> _Exercise brief_
In the film summary, whose role does Will Rogers step into for the BLOOD AND SAND segment?

> _Document text_
BIG MOMENTS FROM LITTLE PICTURES opens with Will Rogers stepping out on stage from behind the curtain where he introduces himself and what movie viewers are about to see as spoken through title cards while doing his fancy rope work at the same time. Rogers talks about popular movies of the day before going through his own performance from some of those films. First comes BLOOD AND SAND (Paramount, 1922), where Rogers steps into Rudolph Valentino's role as Rufus, the famous matador, featuring a bullfight scene with a surprise finish. Moments later, Rogers spoofs swashbuckler Douglas Fairbanks as ROBIN HOOD (United Artists, 1922) doing his bow-and-arrow tricks along with jumping about in slow-motion form. Rogers then goes into the melodramatic story of OVER THE HILL (Fox, 1921) where he takes a serious tearjerker to an amusing climax. The last of his brief movie satire concludes with Rogers imitating Ford Sterling and Charles Hall imitating Charlie Chaplin from Mack Sennett's Keystone Kops comedies, featuring the typical chasing scenes that have made the Keystone Kops so popular. Taking part of these projects are Guinn "Big Boy" Williams, Earl Mohan and Noah Young.

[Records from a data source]
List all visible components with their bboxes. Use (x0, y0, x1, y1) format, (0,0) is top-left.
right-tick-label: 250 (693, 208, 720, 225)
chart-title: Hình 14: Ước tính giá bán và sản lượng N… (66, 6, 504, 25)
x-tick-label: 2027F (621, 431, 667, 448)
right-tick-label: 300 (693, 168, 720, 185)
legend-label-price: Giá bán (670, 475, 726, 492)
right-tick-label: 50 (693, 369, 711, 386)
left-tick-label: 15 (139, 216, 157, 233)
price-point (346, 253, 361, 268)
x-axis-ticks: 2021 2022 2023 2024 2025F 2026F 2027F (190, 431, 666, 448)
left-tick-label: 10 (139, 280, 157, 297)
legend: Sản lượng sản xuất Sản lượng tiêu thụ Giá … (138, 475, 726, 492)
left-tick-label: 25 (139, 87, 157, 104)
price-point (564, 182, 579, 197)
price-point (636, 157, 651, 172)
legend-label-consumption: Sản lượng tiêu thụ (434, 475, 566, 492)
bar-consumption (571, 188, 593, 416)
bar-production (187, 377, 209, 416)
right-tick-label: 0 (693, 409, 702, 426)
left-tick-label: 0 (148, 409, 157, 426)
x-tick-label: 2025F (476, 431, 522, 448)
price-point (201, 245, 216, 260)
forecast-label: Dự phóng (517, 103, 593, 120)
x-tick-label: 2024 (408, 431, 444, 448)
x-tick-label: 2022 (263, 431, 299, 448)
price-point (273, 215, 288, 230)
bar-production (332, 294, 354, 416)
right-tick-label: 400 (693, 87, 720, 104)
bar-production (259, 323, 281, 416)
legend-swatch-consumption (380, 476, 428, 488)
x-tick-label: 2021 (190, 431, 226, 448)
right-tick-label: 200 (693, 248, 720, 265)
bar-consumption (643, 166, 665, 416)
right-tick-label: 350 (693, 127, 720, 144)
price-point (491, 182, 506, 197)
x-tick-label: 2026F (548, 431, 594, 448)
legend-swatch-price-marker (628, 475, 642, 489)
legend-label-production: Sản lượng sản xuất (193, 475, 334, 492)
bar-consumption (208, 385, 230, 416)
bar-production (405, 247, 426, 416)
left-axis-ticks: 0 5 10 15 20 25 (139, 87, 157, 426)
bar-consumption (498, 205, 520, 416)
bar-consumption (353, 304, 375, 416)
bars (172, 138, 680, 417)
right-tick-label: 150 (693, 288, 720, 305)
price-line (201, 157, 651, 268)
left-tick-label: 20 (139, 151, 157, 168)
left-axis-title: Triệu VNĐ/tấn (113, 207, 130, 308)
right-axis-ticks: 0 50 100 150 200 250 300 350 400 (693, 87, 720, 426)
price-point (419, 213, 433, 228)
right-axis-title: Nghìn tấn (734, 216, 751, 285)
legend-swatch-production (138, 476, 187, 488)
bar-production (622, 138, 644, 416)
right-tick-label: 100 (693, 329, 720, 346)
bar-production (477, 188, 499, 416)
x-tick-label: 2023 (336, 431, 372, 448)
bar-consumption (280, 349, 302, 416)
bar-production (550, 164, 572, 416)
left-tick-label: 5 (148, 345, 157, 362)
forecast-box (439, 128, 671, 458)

--

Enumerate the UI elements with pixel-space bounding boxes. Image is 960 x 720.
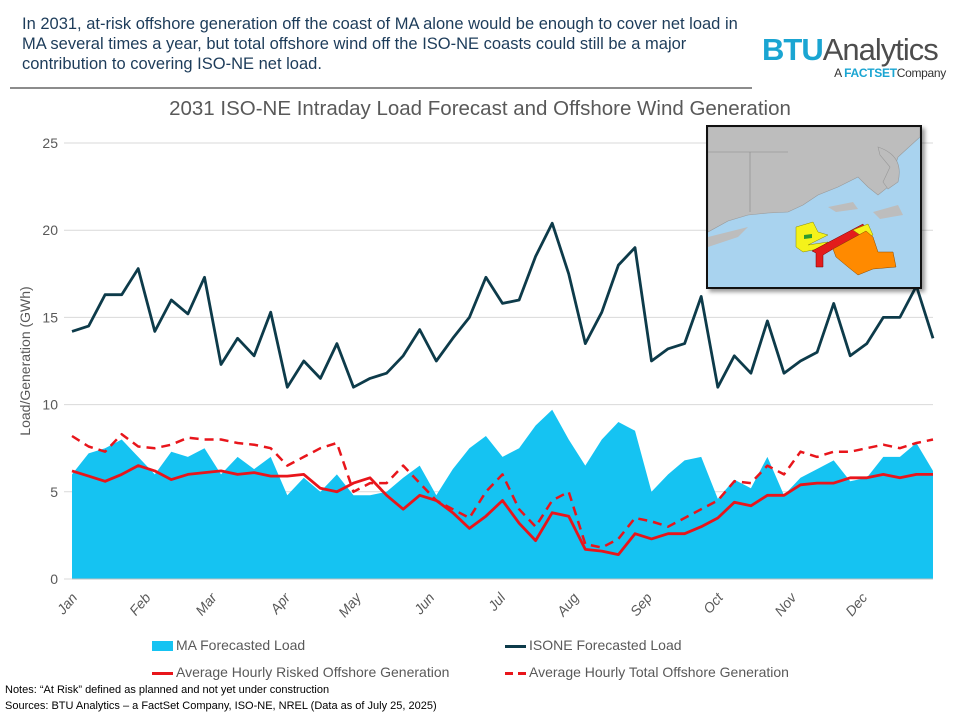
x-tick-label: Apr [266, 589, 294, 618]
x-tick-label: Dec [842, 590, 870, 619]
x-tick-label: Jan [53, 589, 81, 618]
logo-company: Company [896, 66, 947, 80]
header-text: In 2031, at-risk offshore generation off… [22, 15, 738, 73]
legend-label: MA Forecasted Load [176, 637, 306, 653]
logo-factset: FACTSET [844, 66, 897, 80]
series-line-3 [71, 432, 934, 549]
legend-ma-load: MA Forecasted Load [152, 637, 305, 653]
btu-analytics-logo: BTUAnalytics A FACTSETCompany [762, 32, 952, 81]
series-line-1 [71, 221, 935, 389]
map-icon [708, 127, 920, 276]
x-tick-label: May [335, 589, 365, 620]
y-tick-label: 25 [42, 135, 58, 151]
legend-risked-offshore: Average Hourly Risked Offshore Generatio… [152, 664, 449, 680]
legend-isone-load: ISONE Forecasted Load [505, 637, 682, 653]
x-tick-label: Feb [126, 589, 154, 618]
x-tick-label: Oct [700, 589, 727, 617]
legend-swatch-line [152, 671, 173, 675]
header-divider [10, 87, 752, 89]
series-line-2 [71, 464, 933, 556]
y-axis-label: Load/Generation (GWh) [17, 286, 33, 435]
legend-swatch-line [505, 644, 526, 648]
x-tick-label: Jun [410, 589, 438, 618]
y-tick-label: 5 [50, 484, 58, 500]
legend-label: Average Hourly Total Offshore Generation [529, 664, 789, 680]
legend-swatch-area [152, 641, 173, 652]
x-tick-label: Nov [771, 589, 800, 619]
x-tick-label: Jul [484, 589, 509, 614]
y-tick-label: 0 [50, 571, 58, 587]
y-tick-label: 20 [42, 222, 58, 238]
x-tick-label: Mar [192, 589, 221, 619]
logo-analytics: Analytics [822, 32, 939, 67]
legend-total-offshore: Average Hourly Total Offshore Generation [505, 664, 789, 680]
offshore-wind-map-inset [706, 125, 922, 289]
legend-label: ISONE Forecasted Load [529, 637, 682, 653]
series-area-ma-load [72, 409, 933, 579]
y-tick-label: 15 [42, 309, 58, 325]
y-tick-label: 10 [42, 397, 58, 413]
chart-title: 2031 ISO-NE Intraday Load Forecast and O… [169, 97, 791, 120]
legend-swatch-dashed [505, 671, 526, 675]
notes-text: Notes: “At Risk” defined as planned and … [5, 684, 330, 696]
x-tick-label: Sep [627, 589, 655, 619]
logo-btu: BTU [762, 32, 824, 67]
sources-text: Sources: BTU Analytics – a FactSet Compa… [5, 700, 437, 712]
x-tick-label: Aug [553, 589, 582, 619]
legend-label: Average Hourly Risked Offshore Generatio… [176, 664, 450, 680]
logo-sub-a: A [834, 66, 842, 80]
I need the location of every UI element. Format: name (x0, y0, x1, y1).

> _Answer for the task_
Rudolph Valentino's role as Rufus, the famous matador.